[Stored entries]
* start *

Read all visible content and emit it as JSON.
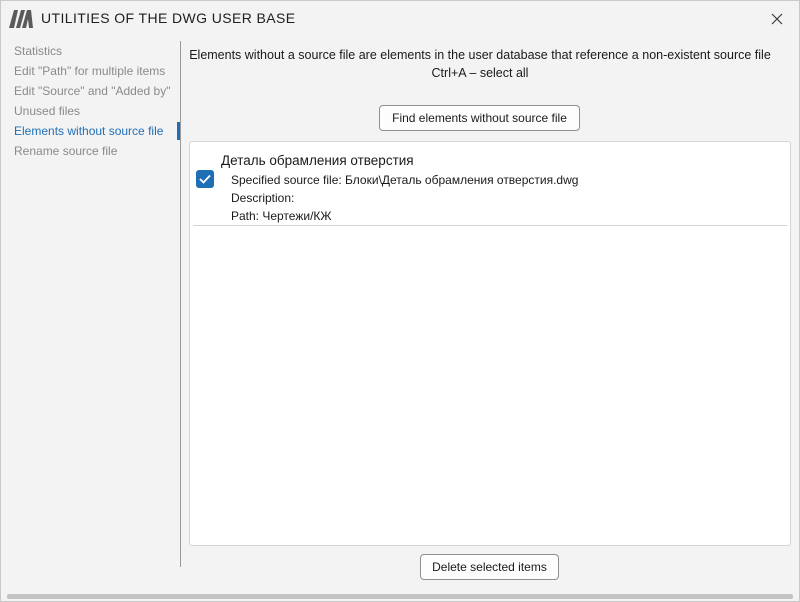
{
  "window": {
    "title": "UTILITIES OF THE DWG USER BASE",
    "logo_icon": "nanocad-logo-icon",
    "close_icon": "close-icon"
  },
  "sidebar": {
    "items": [
      {
        "label": "Statistics",
        "active": false
      },
      {
        "label": "Edit \"Path\" for multiple items",
        "active": false
      },
      {
        "label": "Edit \"Source\" and \"Added by\"",
        "active": false
      },
      {
        "label": "Unused files",
        "active": false
      },
      {
        "label": "Elements without source file",
        "active": true
      },
      {
        "label": "Rename source file",
        "active": false
      }
    ]
  },
  "main": {
    "description_line1": "Elements without a source file are elements in the user database that reference a non-existent source file",
    "description_line2": "Ctrl+A – select all",
    "find_button_label": "Find elements without source file",
    "delete_button_label": "Delete selected items",
    "items": [
      {
        "name": "Деталь обрамления отверстия",
        "checked": true,
        "source_file": "Specified source file: Блоки\\Деталь обрамления отверстия.dwg",
        "description": "Description:",
        "path": "Path: Чертежи/КЖ"
      }
    ]
  },
  "colors": {
    "accent": "#1f6fb5",
    "inactive_text": "#8a8a8a",
    "background": "#f3f3f3"
  }
}
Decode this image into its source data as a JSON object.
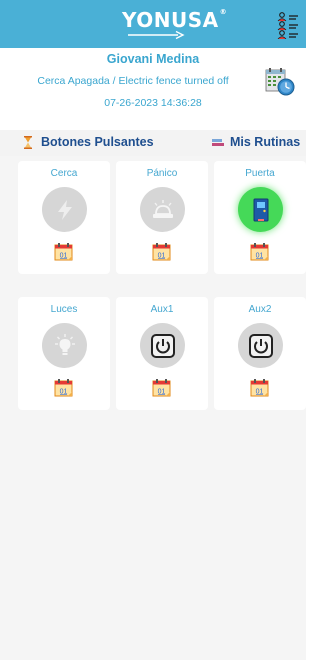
{
  "header": {
    "logo_text": "YONUSA",
    "logo_reg": "®",
    "users_icon": "users-list-icon",
    "color": "#4ab0d6"
  },
  "status": {
    "user_name": "Giovani Medina",
    "fence_status": "Cerca Apagada / Electric fence turned off",
    "timestamp": "07-26-2023 14:36:28",
    "icon": "calendar-clock-icon"
  },
  "tabs": {
    "buttons_label": "Botones Pulsantes",
    "buttons_icon": "hourglass-icon",
    "routines_label": "Mis Rutinas",
    "routines_icon": "bookmark-icon"
  },
  "cards": [
    {
      "label": "Cerca",
      "icon": "lightning-icon",
      "active": false,
      "calendar_text": "01"
    },
    {
      "label": "Pánico",
      "icon": "alarm-siren-icon",
      "active": false,
      "calendar_text": "01"
    },
    {
      "label": "Puerta",
      "icon": "door-icon",
      "active": true,
      "calendar_text": "01"
    },
    {
      "label": "Luces",
      "icon": "light-bulb-icon",
      "active": false,
      "calendar_text": "01"
    },
    {
      "label": "Aux1",
      "icon": "power-icon",
      "active": false,
      "calendar_text": "01"
    },
    {
      "label": "Aux2",
      "icon": "power-icon",
      "active": false,
      "calendar_text": "01"
    }
  ],
  "colors": {
    "accent": "#3aa6cf",
    "tab_text": "#1f4f8f",
    "active": "#45d958",
    "inactive": "#d6d6d6"
  }
}
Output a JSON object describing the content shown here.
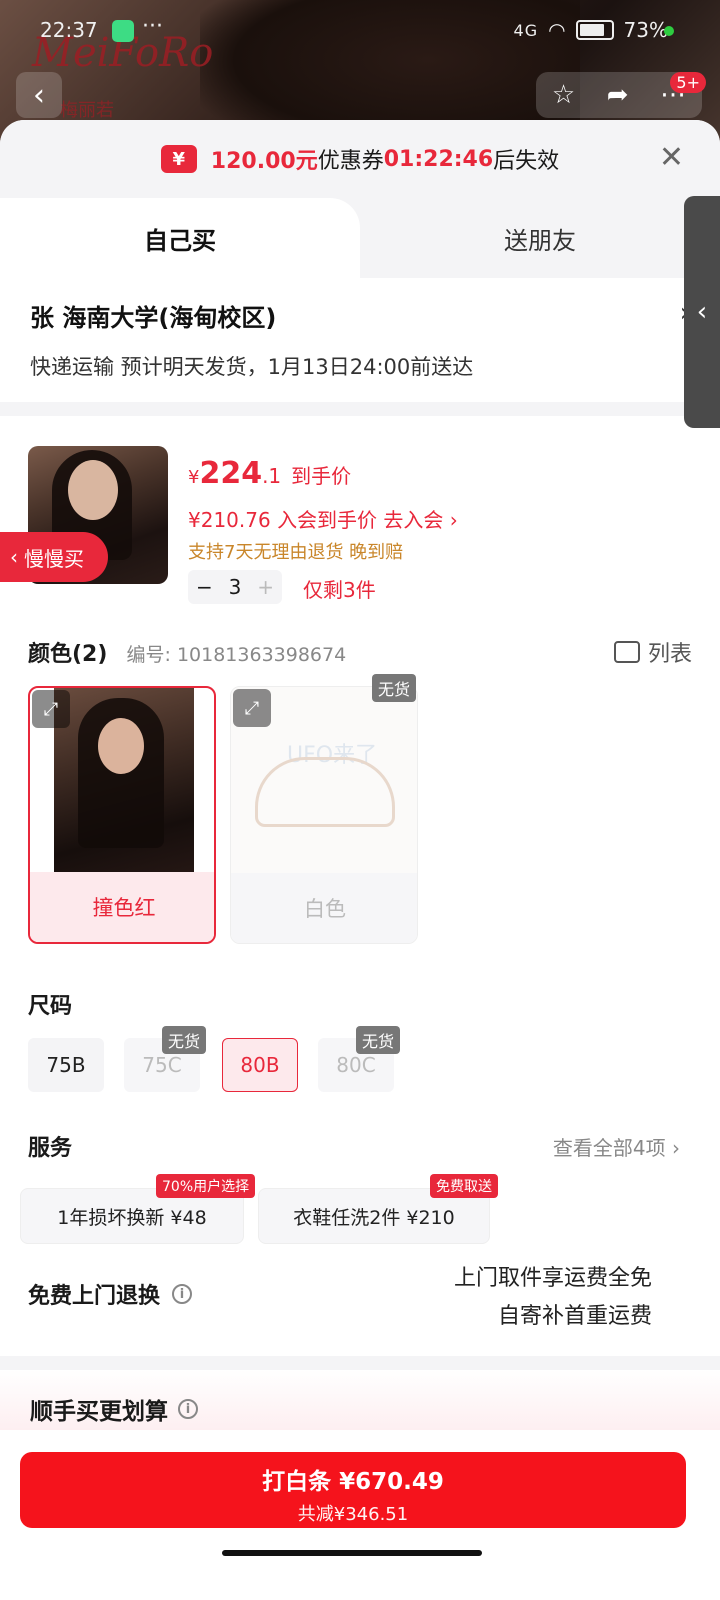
{
  "status_bar": {
    "time": "22:37",
    "dots": "···",
    "network": "4G",
    "battery": "73%"
  },
  "background": {
    "brand": "MeiFoRo",
    "brand_sub": "梅丽若"
  },
  "top": {
    "back": "‹",
    "badge": "5+"
  },
  "coupon": {
    "icon": "¥",
    "amount": "120.00元",
    "text": "优惠券",
    "countdown": "01:22:46",
    "suffix": "后失效"
  },
  "tabs": {
    "self": "自己买",
    "friend": "送朋友"
  },
  "address": {
    "line1": "张  海南大学(海甸校区)",
    "line2": "快递运输 预计明天发货，1月13日24:00前送达"
  },
  "product": {
    "price_yen": "¥",
    "price_int": "224",
    "price_dec": ".1",
    "price_label": "到手价",
    "member_line": "¥210.76 入会到手价 去入会 ›",
    "return_line": "支持7天无理由退货 晚到赔",
    "qty_minus": "−",
    "qty": "3",
    "qty_plus": "+",
    "stock_left": "仅剩3件"
  },
  "slow_buy": {
    "label": "慢慢买"
  },
  "colors": {
    "title": "颜色(2)",
    "code": "编号: 10181363398674",
    "list_toggle": "列表",
    "items": [
      {
        "label": "撞色红",
        "selected": true
      },
      {
        "label": "白色",
        "soldout_tag": "无货",
        "watermark": "UFO来了"
      }
    ]
  },
  "sizes": {
    "title": "尺码",
    "options": [
      {
        "label": "75B",
        "state": "normal"
      },
      {
        "label": "75C",
        "state": "soldout",
        "tag": "无货"
      },
      {
        "label": "80B",
        "state": "selected"
      },
      {
        "label": "80C",
        "state": "soldout",
        "tag": "无货"
      }
    ]
  },
  "services": {
    "title": "服务",
    "view_all": "查看全部4项 ›",
    "items": [
      {
        "label": "1年损坏换新  ¥48",
        "tag": "70%用户选择"
      },
      {
        "label": "衣鞋任洗2件  ¥210",
        "tag": "免费取送"
      }
    ]
  },
  "free_return": {
    "title": "免费上门退换",
    "desc_line1": "上门取件享运费全免",
    "desc_line2": "自寄补首重运费"
  },
  "bundle": {
    "title": "顺手买更划算"
  },
  "buy": {
    "main": "打白条 ¥670.49",
    "sub": "共减¥346.51"
  },
  "colors_theme": {
    "accent": "#e8283b",
    "button": "#f5131c",
    "gold": "#c9862a"
  }
}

* end *

> _TASK REQUIREMENTS_
Print the entries above exactly, taking out only the pictures.

> _SOLUTION TO THIS EXERCISE_
Read all visible content and emit it as JSON.
{
  "window": {
    "title": "UTILITIES OF THE DWG USER BASE",
    "logo_icon": "nanocad-logo-icon",
    "close_icon": "close-icon"
  },
  "sidebar": {
    "items": [
      {
        "label": "Statistics",
        "active": false
      },
      {
        "label": "Edit \"Path\" for multiple items",
        "active": false
      },
      {
        "label": "Edit \"Source\" and \"Added by\"",
        "active": false
      },
      {
        "label": "Unused files",
        "active": false
      },
      {
        "label": "Elements without source file",
        "active": true
      },
      {
        "label": "Rename source file",
        "active": false
      }
    ]
  },
  "main": {
    "description_line1": "Elements without a source file are elements in the user database that reference a non-existent source file",
    "description_line2": "Ctrl+A – select all",
    "find_button_label": "Find elements without source file",
    "delete_button_label": "Delete selected items",
    "items": [
      {
        "name": "Деталь обрамления отверстия",
        "checked": true,
        "source_file": "Specified source file: Блоки\\Деталь обрамления отверстия.dwg",
        "description": "Description:",
        "path": "Path: Чертежи/КЖ"
      }
    ]
  },
  "colors": {
    "accent": "#1f6fb5",
    "inactive_text": "#8a8a8a",
    "background": "#f3f3f3"
  }
}
Decode this image into its source data as a JSON object.
{
  "header": {
    "logo_text": "YONUSA",
    "logo_reg": "®",
    "users_icon": "users-list-icon",
    "color": "#4ab0d6"
  },
  "status": {
    "user_name": "Giovani Medina",
    "fence_status": "Cerca Apagada / Electric fence turned off",
    "timestamp": "07-26-2023 14:36:28",
    "icon": "calendar-clock-icon"
  },
  "tabs": {
    "buttons_label": "Botones Pulsantes",
    "buttons_icon": "hourglass-icon",
    "routines_label": "Mis Rutinas",
    "routines_icon": "bookmark-icon"
  },
  "cards": [
    {
      "label": "Cerca",
      "icon": "lightning-icon",
      "active": false,
      "calendar_text": "01"
    },
    {
      "label": "Pánico",
      "icon": "alarm-siren-icon",
      "active": false,
      "calendar_text": "01"
    },
    {
      "label": "Puerta",
      "icon": "door-icon",
      "active": true,
      "calendar_text": "01"
    },
    {
      "label": "Luces",
      "icon": "light-bulb-icon",
      "active": false,
      "calendar_text": "01"
    },
    {
      "label": "Aux1",
      "icon": "power-icon",
      "active": false,
      "calendar_text": "01"
    },
    {
      "label": "Aux2",
      "icon": "power-icon",
      "active": false,
      "calendar_text": "01"
    }
  ],
  "colors": {
    "accent": "#3aa6cf",
    "tab_text": "#1f4f8f",
    "active": "#45d958",
    "inactive": "#d6d6d6"
  }
}
Output a JSON object describing the content shown here.
{
  "status_bar": {
    "time": "22:37",
    "dots": "···",
    "network": "4G",
    "battery": "73%"
  },
  "background": {
    "brand": "MeiFoRo",
    "brand_sub": "梅丽若"
  },
  "top": {
    "back": "‹",
    "badge": "5+"
  },
  "coupon": {
    "icon": "¥",
    "amount": "120.00元",
    "text": "优惠券",
    "countdown": "01:22:46",
    "suffix": "后失效"
  },
  "tabs": {
    "self": "自己买",
    "friend": "送朋友"
  },
  "address": {
    "line1": "张  海南大学(海甸校区)",
    "line2": "快递运输 预计明天发货，1月13日24:00前送达"
  },
  "product": {
    "price_yen": "¥",
    "price_int": "224",
    "price_dec": ".1",
    "price_label": "到手价",
    "member_line": "¥210.76 入会到手价 去入会 ›",
    "return_line": "支持7天无理由退货 晚到赔",
    "qty_minus": "−",
    "qty": "3",
    "qty_plus": "+",
    "stock_left": "仅剩3件"
  },
  "slow_buy": {
    "label": "慢慢买"
  },
  "colors": {
    "title": "颜色(2)",
    "code": "编号: 10181363398674",
    "list_toggle": "列表",
    "items": [
      {
        "label": "撞色红",
        "selected": true
      },
      {
        "label": "白色",
        "soldout_tag": "无货",
        "watermark": "UFO来了"
      }
    ]
  },
  "sizes": {
    "title": "尺码",
    "options": [
      {
        "label": "75B",
        "state": "normal"
      },
      {
        "label": "75C",
        "state": "soldout",
        "tag": "无货"
      },
      {
        "label": "80B",
        "state": "selected"
      },
      {
        "label": "80C",
        "state": "soldout",
        "tag": "无货"
      }
    ]
  },
  "services": {
    "title": "服务",
    "view_all": "查看全部4项 ›",
    "items": [
      {
        "label": "1年损坏换新  ¥48",
        "tag": "70%用户选择"
      },
      {
        "label": "衣鞋任洗2件  ¥210",
        "tag": "免费取送"
      }
    ]
  },
  "free_return": {
    "title": "免费上门退换",
    "desc_line1": "上门取件享运费全免",
    "desc_line2": "自寄补首重运费"
  },
  "bundle": {
    "title": "顺手买更划算"
  },
  "buy": {
    "main": "打白条 ¥670.49",
    "sub": "共减¥346.51"
  },
  "colors_theme": {
    "accent": "#e8283b",
    "button": "#f5131c",
    "gold": "#c9862a"
  }
}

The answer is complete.